Collected data entries:
■ ■ ■ ■ ■

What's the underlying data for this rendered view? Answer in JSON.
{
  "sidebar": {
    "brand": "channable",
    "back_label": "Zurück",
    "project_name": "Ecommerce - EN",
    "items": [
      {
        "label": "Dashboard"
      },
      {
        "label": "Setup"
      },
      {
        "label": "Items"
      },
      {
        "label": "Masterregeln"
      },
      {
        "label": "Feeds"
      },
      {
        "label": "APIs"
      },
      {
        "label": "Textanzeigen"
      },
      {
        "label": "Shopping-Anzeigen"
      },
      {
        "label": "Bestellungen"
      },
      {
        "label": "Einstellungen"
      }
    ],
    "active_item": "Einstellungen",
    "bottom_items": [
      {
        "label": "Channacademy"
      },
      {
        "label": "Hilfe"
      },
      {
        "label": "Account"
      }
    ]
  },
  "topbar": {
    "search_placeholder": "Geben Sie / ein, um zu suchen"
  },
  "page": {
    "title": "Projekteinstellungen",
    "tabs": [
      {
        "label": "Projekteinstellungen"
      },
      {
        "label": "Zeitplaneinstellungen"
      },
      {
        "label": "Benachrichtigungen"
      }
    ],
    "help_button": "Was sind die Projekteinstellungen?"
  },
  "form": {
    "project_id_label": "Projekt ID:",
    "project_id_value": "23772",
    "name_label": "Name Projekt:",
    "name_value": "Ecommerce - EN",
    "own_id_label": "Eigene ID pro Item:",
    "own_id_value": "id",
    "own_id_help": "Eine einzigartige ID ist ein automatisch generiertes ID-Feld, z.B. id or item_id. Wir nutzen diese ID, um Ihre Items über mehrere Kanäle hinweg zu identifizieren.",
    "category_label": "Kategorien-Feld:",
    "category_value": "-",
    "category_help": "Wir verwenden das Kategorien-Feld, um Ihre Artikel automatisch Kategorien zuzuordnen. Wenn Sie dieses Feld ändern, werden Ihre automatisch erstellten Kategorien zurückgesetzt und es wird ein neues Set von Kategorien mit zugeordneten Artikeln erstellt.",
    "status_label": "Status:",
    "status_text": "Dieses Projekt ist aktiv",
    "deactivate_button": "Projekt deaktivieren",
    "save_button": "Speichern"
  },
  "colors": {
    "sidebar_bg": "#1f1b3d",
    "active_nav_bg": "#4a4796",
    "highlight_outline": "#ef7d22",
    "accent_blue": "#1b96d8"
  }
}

■ ■ ■ ■ ■

Stated exercise — Copy every record exactly as presented.

Result of this task —
What's the underlying data for this rendered view? Answer in JSON.
{
  "sidebar": {
    "brand": "channable",
    "back_label": "Zurück",
    "project_name": "Ecommerce - EN",
    "items": [
      {
        "label": "Dashboard"
      },
      {
        "label": "Setup"
      },
      {
        "label": "Items"
      },
      {
        "label": "Masterregeln"
      },
      {
        "label": "Feeds"
      },
      {
        "label": "APIs"
      },
      {
        "label": "Textanzeigen"
      },
      {
        "label": "Shopping-Anzeigen"
      },
      {
        "label": "Bestellungen"
      },
      {
        "label": "Einstellungen"
      }
    ],
    "active_item": "Einstellungen",
    "bottom_items": [
      {
        "label": "Channacademy"
      },
      {
        "label": "Hilfe"
      },
      {
        "label": "Account"
      }
    ]
  },
  "topbar": {
    "search_placeholder": "Geben Sie / ein, um zu suchen"
  },
  "page": {
    "title": "Projekteinstellungen",
    "tabs": [
      {
        "label": "Projekteinstellungen"
      },
      {
        "label": "Zeitplaneinstellungen"
      },
      {
        "label": "Benachrichtigungen"
      }
    ],
    "help_button": "Was sind die Projekteinstellungen?"
  },
  "form": {
    "project_id_label": "Projekt ID:",
    "project_id_value": "23772",
    "name_label": "Name Projekt:",
    "name_value": "Ecommerce - EN",
    "own_id_label": "Eigene ID pro Item:",
    "own_id_value": "id",
    "own_id_help": "Eine einzigartige ID ist ein automatisch generiertes ID-Feld, z.B. id or item_id. Wir nutzen diese ID, um Ihre Items über mehrere Kanäle hinweg zu identifizieren.",
    "category_label": "Kategorien-Feld:",
    "category_value": "-",
    "category_help": "Wir verwenden das Kategorien-Feld, um Ihre Artikel automatisch Kategorien zuzuordnen. Wenn Sie dieses Feld ändern, werden Ihre automatisch erstellten Kategorien zurückgesetzt und es wird ein neues Set von Kategorien mit zugeordneten Artikeln erstellt.",
    "status_label": "Status:",
    "status_text": "Dieses Projekt ist aktiv",
    "deactivate_button": "Projekt deaktivieren",
    "save_button": "Speichern"
  },
  "colors": {
    "sidebar_bg": "#1f1b3d",
    "active_nav_bg": "#4a4796",
    "highlight_outline": "#ef7d22",
    "accent_blue": "#1b96d8"
  }
}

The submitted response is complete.